§ **Aim**
Of the lines below, how many hold the string "AllocMonitor"? Give only the number.

^^^^^^^^

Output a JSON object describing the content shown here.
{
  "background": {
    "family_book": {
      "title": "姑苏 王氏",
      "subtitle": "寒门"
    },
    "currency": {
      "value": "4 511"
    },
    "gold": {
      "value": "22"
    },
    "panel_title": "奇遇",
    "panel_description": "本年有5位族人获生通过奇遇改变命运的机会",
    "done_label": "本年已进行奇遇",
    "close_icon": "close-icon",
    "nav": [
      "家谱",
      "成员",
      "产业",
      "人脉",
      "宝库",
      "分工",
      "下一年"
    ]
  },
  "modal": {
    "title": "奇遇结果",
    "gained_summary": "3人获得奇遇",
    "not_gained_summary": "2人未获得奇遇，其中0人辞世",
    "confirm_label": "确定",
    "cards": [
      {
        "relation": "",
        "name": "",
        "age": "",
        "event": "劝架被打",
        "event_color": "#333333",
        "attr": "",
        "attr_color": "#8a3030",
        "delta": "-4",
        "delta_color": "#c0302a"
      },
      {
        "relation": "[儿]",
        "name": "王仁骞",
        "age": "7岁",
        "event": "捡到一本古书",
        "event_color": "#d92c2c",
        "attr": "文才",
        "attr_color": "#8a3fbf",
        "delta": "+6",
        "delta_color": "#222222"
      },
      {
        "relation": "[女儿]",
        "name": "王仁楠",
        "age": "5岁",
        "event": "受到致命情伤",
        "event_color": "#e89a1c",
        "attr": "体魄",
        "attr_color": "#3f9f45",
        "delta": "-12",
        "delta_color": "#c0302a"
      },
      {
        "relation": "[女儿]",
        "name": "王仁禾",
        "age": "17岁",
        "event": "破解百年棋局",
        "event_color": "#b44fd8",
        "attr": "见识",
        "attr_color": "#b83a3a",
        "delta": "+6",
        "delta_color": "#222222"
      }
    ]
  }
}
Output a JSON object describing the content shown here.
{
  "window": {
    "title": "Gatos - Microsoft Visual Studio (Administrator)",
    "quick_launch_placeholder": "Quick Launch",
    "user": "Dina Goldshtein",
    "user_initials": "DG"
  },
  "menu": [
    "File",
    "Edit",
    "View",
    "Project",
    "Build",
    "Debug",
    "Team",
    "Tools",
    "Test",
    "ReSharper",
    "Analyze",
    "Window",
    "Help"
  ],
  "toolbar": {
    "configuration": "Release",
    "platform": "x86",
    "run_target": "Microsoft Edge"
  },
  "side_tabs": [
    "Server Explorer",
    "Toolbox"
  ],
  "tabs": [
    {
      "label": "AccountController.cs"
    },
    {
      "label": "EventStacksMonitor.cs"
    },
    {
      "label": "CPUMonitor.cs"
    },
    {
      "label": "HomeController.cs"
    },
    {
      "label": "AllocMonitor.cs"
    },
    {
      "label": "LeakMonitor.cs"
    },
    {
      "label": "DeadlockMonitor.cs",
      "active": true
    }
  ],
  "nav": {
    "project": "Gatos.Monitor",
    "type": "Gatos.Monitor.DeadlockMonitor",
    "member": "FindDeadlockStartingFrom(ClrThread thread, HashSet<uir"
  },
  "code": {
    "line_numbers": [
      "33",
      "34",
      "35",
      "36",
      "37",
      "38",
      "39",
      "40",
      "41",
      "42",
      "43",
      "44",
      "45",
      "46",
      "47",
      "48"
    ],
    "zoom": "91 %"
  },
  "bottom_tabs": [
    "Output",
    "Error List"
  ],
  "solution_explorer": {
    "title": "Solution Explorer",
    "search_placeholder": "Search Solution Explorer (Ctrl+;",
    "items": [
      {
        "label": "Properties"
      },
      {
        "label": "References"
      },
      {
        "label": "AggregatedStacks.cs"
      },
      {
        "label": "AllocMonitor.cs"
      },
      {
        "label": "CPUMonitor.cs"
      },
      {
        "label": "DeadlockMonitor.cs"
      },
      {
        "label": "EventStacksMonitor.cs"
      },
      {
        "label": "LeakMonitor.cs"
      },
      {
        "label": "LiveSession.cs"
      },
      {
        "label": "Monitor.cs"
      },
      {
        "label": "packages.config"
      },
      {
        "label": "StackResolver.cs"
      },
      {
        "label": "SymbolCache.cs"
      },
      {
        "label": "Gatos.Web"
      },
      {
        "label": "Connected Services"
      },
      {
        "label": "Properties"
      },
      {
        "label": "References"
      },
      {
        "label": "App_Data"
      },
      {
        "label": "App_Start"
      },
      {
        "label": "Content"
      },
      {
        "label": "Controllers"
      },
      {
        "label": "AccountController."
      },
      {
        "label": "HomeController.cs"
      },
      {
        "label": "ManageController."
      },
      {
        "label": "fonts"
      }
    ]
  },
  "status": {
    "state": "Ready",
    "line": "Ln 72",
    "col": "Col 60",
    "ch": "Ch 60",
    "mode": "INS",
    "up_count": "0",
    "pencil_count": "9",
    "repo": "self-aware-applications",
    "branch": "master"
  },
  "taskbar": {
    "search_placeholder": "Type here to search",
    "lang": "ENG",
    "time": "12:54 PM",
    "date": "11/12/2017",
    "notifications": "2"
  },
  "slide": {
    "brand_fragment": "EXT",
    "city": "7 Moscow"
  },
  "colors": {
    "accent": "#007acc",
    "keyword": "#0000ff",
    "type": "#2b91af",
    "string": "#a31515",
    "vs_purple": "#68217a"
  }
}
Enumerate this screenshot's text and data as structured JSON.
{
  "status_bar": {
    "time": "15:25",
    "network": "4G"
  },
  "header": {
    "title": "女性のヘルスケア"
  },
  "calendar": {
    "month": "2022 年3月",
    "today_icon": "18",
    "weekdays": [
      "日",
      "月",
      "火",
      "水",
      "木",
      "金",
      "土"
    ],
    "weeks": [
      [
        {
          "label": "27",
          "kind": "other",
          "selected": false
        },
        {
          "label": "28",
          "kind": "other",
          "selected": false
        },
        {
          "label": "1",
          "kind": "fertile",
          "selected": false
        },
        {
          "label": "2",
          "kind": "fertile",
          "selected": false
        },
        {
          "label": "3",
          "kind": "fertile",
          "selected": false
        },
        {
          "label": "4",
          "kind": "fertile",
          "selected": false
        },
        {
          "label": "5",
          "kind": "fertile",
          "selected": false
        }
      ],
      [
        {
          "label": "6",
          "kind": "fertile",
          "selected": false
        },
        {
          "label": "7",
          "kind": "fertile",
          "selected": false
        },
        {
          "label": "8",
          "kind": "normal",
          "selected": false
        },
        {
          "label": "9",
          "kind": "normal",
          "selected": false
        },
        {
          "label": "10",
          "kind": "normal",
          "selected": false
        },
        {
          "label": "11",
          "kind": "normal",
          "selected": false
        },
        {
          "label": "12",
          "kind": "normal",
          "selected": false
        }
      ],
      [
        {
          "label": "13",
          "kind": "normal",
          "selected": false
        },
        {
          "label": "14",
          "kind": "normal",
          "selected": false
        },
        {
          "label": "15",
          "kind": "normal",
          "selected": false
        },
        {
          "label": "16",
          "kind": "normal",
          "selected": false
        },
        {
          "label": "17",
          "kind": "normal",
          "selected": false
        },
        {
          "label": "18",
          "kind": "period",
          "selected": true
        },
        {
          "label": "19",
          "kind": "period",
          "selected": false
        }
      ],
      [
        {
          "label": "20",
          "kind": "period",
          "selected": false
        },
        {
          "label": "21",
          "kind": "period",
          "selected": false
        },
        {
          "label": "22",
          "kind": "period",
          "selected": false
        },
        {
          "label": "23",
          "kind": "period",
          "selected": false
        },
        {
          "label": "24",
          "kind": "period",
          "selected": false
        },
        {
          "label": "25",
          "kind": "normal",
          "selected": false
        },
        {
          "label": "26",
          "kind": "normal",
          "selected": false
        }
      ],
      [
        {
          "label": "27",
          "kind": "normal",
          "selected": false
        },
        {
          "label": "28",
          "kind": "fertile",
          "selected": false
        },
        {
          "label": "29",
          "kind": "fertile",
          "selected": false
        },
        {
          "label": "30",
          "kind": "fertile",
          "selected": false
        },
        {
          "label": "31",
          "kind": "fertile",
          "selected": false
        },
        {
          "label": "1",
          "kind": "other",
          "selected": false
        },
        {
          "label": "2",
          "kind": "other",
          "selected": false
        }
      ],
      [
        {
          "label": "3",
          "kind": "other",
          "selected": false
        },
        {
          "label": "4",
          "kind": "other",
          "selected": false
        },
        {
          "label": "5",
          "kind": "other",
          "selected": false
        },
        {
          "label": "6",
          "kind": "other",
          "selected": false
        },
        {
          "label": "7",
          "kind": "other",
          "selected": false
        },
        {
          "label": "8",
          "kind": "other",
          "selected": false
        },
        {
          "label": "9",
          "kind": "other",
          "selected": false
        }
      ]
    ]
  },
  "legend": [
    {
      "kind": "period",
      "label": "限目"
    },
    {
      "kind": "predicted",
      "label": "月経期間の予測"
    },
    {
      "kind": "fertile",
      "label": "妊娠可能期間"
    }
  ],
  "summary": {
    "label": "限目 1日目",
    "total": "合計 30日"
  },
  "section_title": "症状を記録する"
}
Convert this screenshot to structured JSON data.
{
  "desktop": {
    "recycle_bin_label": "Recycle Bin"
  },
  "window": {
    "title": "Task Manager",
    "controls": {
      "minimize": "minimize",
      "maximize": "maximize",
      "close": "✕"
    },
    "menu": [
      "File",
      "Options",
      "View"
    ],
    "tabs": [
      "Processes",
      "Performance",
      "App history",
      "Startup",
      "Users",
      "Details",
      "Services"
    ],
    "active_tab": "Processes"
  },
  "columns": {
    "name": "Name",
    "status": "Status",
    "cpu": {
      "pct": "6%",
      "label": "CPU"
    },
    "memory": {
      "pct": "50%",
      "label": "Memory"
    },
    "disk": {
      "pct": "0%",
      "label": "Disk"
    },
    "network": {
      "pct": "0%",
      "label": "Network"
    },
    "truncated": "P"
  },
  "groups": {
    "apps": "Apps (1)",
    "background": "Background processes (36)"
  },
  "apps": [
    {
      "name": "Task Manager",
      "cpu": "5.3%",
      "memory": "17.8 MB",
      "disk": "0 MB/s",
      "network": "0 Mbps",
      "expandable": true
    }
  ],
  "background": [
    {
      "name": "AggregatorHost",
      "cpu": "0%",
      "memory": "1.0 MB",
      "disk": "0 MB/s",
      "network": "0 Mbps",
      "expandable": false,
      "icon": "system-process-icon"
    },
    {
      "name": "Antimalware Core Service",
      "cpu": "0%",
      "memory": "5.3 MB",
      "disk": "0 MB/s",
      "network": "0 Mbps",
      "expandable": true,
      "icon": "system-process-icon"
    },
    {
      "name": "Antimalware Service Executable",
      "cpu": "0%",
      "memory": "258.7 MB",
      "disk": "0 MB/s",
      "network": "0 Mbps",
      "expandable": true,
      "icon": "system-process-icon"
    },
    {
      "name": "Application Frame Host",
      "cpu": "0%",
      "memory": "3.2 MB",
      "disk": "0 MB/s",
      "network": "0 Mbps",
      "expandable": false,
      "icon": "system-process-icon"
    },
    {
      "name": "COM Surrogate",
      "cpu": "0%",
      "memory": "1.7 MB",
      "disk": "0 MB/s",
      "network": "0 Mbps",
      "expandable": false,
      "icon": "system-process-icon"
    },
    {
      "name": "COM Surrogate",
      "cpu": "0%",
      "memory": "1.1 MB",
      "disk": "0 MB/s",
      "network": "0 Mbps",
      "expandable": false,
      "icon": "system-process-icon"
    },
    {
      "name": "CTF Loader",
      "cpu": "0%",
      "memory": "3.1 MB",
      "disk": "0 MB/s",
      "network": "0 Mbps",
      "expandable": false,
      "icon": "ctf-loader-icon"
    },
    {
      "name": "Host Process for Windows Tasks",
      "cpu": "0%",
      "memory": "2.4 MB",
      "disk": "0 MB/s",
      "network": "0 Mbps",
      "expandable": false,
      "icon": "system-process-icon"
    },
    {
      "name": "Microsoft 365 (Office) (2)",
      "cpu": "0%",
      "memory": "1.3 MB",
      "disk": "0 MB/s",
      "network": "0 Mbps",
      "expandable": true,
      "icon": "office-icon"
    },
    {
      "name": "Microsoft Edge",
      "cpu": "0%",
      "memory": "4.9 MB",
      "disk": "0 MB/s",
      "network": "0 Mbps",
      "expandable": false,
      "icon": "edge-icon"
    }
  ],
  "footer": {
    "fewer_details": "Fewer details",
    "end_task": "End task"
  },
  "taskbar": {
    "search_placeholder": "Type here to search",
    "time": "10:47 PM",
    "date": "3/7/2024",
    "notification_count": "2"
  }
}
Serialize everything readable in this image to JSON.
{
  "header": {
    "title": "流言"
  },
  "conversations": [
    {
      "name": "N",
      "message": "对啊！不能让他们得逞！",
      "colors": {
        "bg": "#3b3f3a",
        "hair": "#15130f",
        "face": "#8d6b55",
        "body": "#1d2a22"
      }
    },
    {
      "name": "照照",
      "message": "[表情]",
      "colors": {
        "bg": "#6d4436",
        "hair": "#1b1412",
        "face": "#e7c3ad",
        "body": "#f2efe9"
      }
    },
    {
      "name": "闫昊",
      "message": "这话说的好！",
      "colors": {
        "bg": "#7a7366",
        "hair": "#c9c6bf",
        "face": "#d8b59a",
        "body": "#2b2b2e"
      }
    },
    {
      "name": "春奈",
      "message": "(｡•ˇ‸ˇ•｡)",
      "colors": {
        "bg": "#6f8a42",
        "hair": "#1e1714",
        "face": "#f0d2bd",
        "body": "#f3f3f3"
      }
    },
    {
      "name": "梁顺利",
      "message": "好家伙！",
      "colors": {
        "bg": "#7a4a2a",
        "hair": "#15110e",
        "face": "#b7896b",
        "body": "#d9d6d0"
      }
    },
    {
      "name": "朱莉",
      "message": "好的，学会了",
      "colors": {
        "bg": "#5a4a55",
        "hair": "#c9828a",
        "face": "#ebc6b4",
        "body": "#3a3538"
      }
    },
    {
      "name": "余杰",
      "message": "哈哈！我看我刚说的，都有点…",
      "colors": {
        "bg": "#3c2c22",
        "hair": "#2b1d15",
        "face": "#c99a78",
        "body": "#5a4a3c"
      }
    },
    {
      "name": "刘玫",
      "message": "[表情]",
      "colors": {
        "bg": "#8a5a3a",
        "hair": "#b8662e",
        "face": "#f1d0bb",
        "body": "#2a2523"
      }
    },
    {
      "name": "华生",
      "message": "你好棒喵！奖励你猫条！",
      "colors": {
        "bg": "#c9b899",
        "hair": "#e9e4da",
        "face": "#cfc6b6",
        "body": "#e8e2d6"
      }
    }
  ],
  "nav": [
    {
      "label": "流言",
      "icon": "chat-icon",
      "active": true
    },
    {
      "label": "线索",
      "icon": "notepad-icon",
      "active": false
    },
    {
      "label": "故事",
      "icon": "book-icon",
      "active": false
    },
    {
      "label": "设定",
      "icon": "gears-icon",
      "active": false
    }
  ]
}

^^^^^^^^

§ **Result**
2